━━━ Stored records
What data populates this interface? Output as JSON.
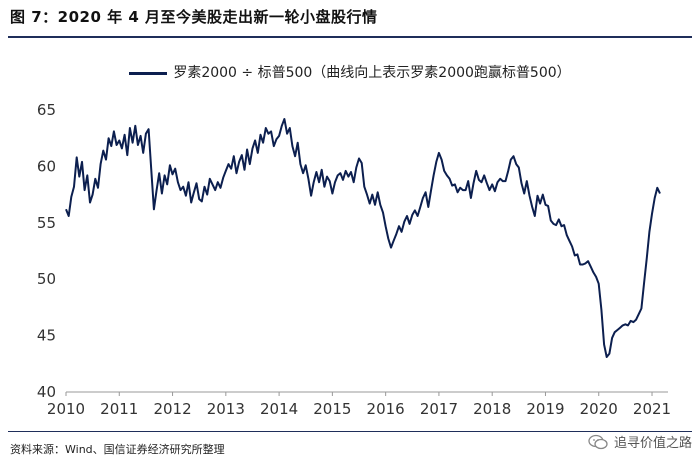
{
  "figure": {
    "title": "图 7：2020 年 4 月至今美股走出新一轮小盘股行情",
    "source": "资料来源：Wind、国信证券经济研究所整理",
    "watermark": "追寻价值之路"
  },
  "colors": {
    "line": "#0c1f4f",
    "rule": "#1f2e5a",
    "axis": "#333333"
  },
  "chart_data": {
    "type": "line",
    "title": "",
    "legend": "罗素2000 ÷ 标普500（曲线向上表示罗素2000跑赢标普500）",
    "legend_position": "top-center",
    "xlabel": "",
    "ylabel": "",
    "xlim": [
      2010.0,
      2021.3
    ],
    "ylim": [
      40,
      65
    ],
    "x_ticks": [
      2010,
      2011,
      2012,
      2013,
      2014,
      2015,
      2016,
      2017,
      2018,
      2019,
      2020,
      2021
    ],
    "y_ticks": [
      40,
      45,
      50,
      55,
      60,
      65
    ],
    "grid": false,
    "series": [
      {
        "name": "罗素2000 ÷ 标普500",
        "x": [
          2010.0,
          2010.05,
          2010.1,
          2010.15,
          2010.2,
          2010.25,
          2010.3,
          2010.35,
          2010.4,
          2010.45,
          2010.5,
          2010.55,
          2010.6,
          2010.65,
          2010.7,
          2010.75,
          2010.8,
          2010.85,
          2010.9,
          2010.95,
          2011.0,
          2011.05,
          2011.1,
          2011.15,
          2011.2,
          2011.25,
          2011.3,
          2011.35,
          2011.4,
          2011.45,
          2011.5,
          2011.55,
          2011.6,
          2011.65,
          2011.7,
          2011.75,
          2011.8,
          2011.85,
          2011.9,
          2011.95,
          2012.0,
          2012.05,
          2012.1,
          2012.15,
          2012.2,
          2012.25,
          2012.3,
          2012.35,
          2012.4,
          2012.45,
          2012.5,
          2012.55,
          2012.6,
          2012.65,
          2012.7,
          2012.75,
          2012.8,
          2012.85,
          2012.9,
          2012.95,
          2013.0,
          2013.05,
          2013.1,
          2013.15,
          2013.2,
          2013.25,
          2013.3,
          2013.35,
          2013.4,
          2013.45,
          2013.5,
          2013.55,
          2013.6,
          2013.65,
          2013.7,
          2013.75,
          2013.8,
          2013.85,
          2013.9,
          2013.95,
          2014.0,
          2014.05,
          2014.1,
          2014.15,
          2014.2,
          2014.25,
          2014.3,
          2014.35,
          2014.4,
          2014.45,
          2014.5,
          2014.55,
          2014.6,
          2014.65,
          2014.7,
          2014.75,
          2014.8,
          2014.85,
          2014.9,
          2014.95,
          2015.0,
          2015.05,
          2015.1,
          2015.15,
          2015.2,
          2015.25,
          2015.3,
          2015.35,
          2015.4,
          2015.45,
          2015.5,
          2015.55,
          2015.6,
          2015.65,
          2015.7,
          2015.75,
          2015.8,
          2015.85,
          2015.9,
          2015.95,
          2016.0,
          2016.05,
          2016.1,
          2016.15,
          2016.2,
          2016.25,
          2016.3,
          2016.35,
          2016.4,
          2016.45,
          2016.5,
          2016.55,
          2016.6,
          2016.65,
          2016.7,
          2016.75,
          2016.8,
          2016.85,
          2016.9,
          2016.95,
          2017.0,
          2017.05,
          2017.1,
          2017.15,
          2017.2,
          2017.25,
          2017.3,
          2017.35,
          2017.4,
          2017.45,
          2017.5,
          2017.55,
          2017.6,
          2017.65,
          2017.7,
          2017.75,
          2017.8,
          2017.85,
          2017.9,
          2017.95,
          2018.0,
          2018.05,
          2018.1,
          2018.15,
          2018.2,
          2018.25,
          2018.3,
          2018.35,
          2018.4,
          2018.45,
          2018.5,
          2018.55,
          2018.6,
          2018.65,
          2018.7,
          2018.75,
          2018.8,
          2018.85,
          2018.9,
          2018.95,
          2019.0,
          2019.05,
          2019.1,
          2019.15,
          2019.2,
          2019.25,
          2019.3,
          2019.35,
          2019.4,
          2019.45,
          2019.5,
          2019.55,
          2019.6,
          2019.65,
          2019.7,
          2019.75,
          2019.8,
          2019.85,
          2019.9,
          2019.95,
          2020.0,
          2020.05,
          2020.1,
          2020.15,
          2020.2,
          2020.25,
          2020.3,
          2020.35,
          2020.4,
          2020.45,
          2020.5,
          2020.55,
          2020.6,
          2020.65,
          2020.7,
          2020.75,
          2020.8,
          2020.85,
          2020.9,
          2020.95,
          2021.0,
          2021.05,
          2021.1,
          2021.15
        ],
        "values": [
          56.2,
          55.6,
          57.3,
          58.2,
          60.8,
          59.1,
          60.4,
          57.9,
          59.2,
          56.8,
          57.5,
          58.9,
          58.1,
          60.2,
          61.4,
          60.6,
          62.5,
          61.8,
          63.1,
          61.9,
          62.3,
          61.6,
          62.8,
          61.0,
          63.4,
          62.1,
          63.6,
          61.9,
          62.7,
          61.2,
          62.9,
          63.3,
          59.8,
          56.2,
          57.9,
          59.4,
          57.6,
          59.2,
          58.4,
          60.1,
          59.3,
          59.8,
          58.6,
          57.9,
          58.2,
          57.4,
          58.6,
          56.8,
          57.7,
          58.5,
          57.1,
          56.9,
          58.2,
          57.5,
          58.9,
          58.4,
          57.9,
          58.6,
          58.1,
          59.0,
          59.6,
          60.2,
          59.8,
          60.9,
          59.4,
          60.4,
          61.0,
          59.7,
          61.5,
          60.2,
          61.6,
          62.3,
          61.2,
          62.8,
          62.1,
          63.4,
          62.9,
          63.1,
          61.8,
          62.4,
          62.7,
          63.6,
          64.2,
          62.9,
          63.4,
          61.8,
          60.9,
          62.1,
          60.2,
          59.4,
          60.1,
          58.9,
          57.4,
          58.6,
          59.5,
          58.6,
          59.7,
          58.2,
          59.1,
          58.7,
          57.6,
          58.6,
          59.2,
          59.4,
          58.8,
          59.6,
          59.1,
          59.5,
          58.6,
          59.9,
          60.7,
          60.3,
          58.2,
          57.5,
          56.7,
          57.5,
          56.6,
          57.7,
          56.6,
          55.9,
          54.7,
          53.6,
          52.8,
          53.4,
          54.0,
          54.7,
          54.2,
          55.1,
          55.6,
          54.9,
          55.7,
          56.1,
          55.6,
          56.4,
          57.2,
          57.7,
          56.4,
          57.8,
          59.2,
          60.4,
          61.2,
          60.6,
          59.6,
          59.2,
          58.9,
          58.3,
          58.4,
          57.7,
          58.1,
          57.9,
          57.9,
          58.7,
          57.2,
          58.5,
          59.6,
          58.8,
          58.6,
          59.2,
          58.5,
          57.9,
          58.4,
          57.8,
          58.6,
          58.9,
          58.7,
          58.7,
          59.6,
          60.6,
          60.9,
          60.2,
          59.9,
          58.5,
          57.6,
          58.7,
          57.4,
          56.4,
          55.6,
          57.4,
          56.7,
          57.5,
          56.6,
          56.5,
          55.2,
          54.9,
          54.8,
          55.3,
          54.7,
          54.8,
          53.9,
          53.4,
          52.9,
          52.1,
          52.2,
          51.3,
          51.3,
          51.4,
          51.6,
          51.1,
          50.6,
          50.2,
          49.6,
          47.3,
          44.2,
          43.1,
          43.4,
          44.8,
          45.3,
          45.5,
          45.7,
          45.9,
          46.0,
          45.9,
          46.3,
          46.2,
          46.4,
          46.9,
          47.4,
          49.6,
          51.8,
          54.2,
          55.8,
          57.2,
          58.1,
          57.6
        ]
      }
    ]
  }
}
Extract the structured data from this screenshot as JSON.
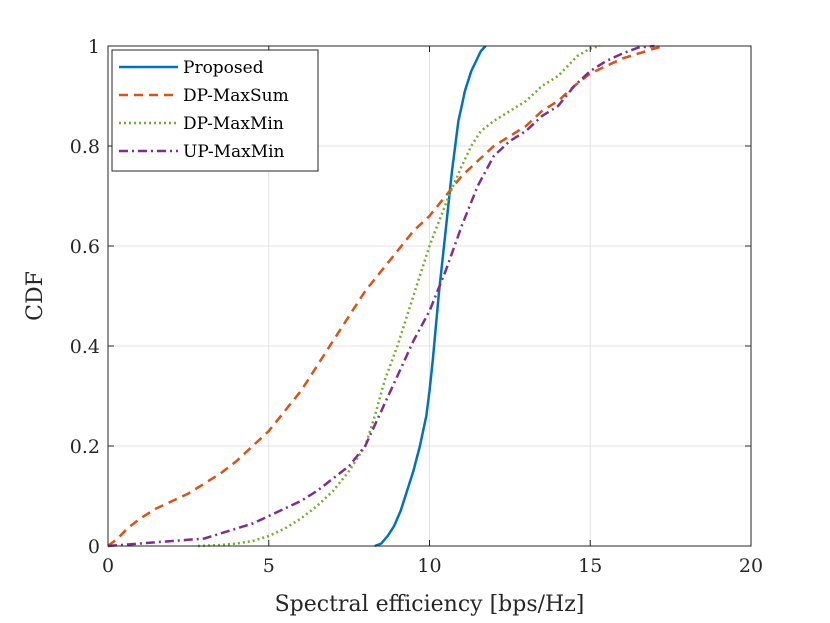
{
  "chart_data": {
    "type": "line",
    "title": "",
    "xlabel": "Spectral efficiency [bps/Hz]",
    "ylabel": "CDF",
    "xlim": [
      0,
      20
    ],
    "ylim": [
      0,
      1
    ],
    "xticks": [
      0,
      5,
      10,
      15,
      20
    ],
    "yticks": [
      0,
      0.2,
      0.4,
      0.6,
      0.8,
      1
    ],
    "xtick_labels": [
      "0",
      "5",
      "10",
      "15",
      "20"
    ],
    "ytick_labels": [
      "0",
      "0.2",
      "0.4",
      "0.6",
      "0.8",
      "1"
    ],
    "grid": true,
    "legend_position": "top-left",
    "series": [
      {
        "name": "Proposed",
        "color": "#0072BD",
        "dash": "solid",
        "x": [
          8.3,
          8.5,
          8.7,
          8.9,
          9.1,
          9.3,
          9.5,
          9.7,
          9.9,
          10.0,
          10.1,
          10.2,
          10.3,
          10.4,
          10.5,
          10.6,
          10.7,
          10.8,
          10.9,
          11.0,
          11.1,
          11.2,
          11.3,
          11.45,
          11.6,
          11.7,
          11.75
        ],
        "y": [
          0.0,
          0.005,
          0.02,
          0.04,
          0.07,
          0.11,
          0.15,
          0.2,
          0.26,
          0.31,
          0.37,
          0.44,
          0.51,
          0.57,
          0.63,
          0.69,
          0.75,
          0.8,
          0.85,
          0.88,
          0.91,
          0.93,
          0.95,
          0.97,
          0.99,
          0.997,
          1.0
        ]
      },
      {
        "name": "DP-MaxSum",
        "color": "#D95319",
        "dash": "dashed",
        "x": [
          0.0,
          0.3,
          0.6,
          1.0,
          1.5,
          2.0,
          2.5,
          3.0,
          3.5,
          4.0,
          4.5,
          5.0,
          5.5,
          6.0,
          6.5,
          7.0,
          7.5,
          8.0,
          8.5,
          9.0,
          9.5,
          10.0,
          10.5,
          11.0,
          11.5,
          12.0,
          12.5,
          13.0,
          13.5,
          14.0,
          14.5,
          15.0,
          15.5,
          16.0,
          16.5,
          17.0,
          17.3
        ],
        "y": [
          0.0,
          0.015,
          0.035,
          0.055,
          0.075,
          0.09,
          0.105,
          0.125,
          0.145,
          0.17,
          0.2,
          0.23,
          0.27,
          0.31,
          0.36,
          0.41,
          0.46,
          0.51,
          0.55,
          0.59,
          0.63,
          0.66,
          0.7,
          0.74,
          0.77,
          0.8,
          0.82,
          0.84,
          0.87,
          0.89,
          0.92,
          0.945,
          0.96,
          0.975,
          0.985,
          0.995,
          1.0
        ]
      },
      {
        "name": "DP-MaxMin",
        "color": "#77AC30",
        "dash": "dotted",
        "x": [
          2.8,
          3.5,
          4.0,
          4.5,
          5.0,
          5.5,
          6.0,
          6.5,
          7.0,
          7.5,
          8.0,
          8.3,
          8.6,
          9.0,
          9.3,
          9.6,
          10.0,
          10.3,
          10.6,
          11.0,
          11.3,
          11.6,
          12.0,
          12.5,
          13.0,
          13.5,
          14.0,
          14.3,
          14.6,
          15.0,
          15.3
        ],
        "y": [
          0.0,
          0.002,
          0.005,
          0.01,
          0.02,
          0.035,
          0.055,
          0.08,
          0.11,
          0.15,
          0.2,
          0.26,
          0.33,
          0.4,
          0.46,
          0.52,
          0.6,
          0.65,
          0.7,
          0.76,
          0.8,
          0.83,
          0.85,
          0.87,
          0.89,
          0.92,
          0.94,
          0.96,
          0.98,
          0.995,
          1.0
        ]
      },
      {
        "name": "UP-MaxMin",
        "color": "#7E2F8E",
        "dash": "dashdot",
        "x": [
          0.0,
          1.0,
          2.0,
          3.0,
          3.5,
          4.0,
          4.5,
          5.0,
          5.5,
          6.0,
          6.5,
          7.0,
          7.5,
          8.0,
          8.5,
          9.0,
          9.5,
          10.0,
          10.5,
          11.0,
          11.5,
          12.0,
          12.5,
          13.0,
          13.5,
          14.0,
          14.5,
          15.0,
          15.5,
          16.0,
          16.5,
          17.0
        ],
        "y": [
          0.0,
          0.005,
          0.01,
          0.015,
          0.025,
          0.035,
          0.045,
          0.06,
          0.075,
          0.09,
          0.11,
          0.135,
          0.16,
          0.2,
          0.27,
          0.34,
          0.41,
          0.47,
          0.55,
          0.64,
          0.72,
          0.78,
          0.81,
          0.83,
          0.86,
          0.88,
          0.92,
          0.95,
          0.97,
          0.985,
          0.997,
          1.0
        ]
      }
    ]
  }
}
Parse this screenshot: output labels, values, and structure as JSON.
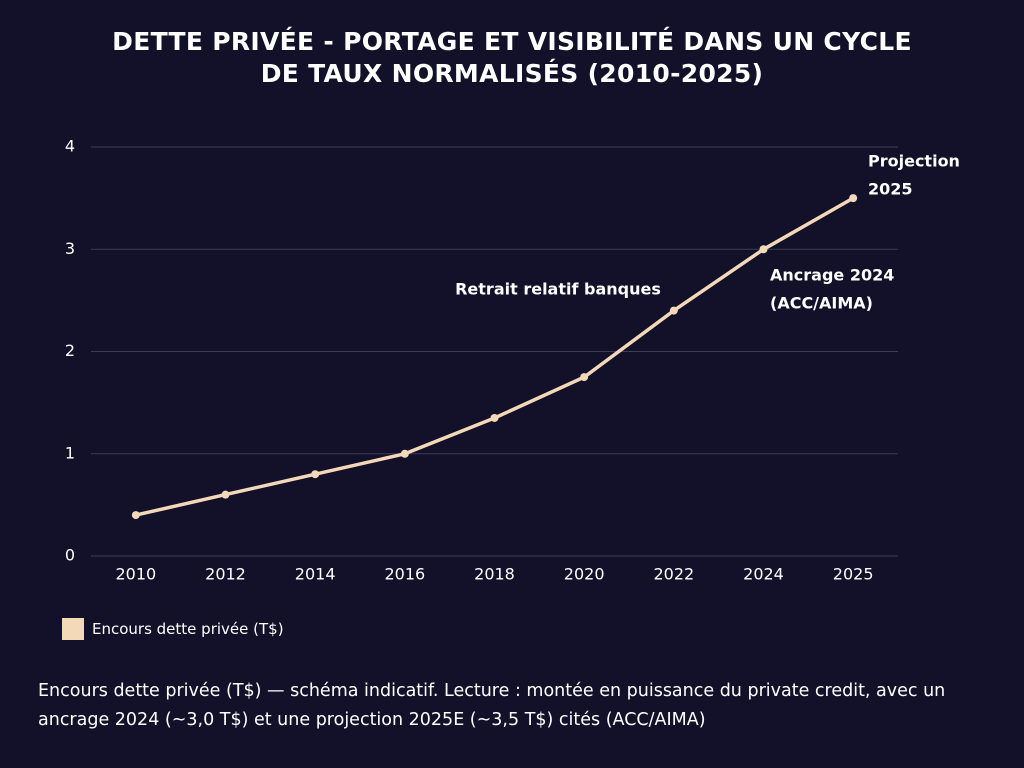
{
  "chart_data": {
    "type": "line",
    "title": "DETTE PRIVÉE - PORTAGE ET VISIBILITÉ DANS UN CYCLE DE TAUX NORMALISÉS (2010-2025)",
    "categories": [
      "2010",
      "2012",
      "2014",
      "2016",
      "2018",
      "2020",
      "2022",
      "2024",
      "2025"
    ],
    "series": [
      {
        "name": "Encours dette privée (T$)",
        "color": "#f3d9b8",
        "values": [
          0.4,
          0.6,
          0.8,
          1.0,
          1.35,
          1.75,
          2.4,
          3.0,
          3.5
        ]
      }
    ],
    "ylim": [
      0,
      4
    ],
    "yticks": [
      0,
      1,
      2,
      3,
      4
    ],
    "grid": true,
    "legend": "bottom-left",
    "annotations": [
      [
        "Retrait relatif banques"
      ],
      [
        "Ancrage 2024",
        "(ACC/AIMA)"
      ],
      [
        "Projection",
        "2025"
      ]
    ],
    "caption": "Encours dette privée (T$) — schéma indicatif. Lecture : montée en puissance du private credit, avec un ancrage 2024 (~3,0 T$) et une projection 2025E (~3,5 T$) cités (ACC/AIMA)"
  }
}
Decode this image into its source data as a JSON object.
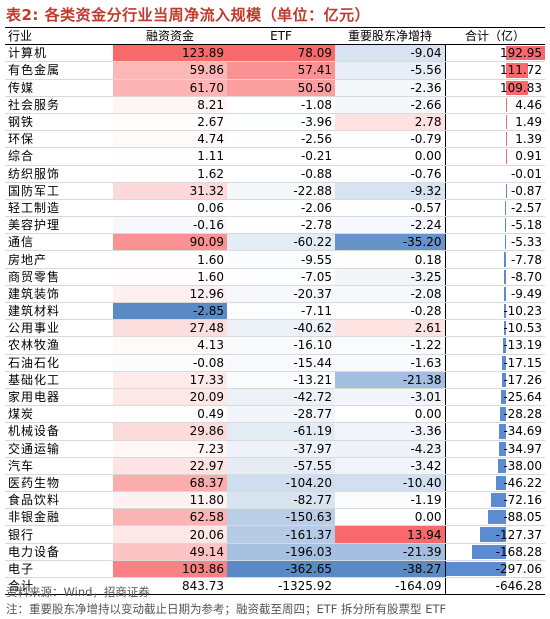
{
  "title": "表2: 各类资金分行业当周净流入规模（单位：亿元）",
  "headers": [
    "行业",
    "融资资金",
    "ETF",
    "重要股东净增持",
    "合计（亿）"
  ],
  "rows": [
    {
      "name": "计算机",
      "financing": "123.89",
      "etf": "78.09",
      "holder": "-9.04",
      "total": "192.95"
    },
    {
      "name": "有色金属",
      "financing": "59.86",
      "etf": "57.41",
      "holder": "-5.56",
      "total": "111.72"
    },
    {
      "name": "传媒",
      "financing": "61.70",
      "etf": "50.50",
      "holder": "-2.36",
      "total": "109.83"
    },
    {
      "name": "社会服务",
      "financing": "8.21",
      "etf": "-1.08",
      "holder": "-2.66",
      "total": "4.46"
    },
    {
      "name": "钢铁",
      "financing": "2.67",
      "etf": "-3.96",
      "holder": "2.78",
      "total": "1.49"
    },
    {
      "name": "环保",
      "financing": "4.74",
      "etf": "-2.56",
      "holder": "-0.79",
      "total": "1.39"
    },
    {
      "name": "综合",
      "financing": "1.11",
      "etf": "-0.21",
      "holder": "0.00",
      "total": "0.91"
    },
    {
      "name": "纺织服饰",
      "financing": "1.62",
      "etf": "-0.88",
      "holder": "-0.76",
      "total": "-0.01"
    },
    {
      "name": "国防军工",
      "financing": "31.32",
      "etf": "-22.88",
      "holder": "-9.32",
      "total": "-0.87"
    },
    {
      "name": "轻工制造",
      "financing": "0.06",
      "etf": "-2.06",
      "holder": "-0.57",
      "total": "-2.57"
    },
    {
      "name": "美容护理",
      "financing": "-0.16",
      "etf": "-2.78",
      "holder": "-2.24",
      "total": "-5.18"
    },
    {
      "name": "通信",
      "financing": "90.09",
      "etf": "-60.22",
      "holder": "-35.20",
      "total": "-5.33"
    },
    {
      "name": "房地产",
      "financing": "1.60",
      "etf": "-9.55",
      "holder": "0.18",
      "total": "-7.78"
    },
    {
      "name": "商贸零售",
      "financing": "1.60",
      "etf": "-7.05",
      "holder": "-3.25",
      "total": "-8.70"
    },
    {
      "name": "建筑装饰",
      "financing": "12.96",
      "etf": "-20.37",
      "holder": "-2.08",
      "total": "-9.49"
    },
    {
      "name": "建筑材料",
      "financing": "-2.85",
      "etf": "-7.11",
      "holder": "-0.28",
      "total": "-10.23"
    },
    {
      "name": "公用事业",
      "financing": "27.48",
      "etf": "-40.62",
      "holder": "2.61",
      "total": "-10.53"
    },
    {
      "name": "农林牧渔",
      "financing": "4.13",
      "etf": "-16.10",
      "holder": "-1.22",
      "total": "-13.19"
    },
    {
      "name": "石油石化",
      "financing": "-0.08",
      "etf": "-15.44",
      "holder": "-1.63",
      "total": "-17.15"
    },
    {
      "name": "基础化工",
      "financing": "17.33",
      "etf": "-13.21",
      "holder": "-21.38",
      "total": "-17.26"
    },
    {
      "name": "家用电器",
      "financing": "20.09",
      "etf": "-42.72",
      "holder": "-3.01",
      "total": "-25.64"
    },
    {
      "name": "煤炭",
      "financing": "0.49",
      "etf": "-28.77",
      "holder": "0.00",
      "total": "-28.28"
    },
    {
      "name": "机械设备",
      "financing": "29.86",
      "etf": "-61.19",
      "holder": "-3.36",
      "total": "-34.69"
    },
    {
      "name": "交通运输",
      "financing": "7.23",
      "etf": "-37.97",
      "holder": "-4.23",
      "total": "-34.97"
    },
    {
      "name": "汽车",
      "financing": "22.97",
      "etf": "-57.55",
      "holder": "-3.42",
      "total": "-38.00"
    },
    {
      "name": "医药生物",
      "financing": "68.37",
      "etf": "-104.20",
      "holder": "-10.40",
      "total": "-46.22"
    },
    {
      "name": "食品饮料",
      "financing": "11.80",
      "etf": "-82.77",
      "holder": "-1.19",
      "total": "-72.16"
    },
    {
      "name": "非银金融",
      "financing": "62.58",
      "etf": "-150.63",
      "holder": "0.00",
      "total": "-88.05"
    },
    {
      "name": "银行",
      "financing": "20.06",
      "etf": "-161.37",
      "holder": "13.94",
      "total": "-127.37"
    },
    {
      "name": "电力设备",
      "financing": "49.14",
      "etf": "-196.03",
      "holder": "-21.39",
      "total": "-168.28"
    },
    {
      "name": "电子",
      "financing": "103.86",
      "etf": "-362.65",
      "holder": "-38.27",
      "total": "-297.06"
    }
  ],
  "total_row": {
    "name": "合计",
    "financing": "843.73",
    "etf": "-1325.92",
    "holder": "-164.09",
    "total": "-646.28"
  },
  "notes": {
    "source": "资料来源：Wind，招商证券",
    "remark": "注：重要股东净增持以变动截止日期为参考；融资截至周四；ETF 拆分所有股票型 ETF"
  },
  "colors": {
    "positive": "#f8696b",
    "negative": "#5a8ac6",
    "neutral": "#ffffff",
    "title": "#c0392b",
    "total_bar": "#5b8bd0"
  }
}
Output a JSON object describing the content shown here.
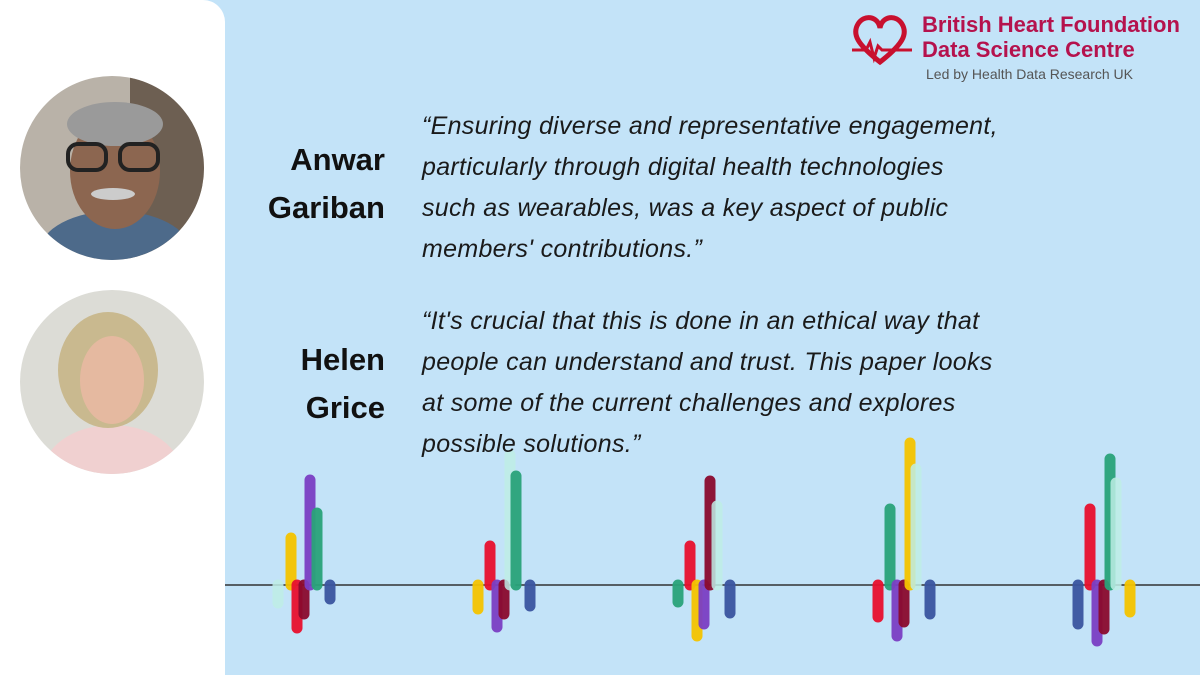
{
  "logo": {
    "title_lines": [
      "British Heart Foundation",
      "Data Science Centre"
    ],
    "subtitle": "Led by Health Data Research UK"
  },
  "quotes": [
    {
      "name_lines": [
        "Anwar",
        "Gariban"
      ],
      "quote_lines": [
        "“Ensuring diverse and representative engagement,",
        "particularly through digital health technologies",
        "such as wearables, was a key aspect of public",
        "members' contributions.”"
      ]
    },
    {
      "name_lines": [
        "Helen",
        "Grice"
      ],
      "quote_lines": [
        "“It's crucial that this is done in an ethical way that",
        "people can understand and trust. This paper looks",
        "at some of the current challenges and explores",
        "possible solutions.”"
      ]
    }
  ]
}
━━━━━━
_Work to do_. Search the entries for the word "object" and gather every line where it appears.

_Task response_.
Decode this image into its source data as a JSON object.
Output a JSON object describing the content shown here.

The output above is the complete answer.